*Raw data*.
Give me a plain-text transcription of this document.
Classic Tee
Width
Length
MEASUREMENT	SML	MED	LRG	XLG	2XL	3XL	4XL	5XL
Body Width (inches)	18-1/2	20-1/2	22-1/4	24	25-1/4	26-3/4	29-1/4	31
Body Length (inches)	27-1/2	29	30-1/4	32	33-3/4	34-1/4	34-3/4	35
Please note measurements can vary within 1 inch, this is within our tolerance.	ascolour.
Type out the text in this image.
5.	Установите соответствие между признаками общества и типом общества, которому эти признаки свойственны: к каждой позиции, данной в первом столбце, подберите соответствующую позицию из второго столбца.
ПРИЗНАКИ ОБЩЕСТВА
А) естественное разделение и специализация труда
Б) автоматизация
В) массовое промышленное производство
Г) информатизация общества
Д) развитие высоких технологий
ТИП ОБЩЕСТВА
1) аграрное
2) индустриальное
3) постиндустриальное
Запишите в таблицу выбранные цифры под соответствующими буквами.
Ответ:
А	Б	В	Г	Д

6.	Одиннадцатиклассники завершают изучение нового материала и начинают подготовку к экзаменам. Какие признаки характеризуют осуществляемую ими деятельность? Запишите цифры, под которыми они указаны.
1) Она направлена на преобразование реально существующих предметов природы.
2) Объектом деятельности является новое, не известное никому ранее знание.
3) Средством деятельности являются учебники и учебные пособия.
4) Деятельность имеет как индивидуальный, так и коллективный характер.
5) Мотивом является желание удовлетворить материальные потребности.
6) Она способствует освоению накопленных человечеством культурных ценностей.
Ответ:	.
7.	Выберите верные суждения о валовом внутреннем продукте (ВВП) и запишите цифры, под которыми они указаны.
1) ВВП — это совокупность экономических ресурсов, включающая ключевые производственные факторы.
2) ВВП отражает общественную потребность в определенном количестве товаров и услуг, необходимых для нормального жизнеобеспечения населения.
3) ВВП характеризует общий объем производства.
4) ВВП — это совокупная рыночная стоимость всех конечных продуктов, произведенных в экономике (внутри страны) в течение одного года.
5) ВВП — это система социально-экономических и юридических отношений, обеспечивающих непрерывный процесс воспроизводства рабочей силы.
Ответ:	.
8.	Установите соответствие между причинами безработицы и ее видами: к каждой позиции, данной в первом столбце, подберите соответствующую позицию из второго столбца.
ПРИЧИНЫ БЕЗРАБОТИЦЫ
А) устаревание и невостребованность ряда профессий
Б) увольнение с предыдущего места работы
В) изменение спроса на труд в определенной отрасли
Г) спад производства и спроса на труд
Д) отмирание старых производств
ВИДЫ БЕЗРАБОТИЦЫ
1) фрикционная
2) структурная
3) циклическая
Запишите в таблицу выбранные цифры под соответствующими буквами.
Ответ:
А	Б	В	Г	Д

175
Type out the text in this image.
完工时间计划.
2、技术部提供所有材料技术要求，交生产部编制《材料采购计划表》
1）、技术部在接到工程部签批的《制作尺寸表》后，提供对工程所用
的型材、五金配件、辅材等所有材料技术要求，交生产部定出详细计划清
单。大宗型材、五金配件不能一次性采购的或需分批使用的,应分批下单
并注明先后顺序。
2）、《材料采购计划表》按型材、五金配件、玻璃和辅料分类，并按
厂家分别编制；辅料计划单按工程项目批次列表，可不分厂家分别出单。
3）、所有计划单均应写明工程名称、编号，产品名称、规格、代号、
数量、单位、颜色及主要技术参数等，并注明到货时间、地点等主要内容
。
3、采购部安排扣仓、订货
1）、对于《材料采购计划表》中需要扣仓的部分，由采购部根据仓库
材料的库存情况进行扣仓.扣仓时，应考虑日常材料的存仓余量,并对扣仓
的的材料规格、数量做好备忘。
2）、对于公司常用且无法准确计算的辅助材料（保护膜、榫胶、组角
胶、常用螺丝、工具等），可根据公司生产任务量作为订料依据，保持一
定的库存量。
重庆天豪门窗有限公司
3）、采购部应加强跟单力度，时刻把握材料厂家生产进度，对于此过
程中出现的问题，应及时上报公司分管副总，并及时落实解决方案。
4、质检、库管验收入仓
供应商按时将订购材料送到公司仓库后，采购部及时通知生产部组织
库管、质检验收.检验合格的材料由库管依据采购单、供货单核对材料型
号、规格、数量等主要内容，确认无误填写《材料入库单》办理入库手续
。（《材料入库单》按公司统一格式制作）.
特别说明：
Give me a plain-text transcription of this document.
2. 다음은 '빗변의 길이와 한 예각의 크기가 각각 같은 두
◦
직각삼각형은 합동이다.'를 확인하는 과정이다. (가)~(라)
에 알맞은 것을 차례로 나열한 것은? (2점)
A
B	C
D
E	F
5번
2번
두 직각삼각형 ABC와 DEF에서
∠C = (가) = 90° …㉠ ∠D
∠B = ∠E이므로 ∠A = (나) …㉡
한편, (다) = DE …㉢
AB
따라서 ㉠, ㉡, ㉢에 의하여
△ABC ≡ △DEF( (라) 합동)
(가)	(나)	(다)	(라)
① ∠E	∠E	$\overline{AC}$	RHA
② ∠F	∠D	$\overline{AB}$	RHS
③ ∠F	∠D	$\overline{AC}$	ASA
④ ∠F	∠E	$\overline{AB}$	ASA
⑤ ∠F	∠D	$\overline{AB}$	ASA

*Exercise requirements*.
Extract every line above containing the word "Length".

*Task result*.
Length
Body Length (inches)	27-1/2	29	30-1/4	32	33-3/4	34-1/4	34-3/4	35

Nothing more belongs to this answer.